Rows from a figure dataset
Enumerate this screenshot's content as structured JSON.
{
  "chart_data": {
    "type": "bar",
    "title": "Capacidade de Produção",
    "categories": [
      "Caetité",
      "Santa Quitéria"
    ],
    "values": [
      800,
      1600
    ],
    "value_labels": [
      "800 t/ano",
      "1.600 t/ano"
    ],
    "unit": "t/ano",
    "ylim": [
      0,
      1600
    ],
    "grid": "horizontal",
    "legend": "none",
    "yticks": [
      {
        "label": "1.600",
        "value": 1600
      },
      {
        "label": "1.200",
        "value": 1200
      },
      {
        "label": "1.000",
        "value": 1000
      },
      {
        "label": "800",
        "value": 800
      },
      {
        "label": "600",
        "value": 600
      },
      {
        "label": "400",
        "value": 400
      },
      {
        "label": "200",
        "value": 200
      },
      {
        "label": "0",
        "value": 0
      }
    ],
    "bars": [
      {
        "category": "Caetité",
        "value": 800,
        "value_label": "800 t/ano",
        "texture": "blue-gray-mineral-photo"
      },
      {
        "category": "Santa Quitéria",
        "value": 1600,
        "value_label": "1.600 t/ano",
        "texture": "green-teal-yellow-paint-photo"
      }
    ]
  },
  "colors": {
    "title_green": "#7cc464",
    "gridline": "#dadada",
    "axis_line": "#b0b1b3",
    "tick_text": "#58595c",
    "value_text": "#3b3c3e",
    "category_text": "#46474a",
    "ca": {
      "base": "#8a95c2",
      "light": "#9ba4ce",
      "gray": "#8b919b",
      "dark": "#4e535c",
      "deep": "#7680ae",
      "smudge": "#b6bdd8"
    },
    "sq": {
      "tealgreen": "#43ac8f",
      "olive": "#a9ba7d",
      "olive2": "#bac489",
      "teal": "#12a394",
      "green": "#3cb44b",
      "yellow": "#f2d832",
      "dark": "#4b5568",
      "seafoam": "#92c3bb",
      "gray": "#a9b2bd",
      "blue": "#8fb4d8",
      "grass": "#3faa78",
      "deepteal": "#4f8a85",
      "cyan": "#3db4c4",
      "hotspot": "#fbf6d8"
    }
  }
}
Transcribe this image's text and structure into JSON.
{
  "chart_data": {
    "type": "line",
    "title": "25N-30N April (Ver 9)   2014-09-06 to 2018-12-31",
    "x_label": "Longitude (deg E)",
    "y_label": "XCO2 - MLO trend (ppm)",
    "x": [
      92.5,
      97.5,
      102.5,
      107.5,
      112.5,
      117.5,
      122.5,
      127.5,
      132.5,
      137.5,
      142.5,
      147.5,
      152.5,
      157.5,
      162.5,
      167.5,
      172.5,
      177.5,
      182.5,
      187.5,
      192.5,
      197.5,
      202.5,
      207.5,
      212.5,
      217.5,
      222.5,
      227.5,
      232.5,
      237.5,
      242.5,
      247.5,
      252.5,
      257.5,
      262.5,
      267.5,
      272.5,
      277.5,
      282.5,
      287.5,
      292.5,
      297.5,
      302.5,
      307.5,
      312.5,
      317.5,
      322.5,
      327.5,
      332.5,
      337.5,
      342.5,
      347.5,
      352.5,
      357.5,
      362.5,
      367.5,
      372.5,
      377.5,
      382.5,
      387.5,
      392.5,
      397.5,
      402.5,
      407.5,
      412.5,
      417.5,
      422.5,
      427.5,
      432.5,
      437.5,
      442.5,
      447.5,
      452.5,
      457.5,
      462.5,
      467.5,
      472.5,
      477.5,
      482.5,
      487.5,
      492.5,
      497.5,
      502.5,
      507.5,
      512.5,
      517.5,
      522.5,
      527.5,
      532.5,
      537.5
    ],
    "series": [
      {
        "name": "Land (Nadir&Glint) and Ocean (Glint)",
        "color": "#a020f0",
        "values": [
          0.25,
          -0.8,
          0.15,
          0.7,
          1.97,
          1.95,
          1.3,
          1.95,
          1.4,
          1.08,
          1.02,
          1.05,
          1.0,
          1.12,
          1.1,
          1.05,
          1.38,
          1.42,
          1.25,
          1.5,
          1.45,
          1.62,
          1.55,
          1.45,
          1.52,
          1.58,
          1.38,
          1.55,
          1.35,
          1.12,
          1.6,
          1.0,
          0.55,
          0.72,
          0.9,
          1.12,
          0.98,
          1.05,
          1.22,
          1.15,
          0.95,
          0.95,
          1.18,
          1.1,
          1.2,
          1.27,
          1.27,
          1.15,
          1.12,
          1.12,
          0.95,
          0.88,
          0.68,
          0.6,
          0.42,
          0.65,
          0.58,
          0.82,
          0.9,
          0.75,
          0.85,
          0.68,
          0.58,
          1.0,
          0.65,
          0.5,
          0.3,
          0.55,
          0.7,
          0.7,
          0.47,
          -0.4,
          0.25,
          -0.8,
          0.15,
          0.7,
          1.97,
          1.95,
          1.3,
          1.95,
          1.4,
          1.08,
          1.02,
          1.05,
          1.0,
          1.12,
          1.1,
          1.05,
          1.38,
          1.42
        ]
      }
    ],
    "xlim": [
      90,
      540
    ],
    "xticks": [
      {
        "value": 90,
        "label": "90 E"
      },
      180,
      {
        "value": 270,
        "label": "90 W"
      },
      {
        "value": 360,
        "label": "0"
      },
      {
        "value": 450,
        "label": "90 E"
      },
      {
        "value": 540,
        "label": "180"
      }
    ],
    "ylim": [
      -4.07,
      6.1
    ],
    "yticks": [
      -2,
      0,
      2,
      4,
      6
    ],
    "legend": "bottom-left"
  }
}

Direction –
Extract each line from the listing that holds the word "JSON".

Result –
Enumerate this screenshot's content as structured JSON.
Transcribe this image's text and structure into JSON.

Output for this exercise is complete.